* _PROBLEM REQUIREMENTS_:
Look through the lines below and extract each one that contains "Forwarding".

* _DATA ENTRIES_:
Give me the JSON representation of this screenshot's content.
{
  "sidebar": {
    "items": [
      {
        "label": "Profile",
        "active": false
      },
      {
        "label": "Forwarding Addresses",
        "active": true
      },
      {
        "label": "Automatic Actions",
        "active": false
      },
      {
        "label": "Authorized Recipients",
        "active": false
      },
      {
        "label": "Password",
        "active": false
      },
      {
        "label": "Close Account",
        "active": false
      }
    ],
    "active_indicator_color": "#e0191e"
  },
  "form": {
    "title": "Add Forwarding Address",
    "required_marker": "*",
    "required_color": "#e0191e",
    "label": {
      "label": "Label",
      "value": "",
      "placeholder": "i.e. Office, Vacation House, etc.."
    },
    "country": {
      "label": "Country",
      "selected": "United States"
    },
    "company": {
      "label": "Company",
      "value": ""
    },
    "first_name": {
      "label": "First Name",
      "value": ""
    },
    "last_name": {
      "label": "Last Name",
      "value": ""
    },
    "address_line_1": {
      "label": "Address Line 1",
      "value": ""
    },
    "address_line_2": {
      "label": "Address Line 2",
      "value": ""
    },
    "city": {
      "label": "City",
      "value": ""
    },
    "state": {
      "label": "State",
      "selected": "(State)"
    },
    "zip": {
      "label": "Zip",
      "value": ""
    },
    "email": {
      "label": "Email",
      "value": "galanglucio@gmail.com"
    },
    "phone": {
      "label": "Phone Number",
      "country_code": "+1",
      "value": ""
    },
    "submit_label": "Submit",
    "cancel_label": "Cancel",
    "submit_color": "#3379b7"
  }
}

* _REPLY_:
        "label": "Forwarding Addresses",
    "title": "Add Forwarding Address",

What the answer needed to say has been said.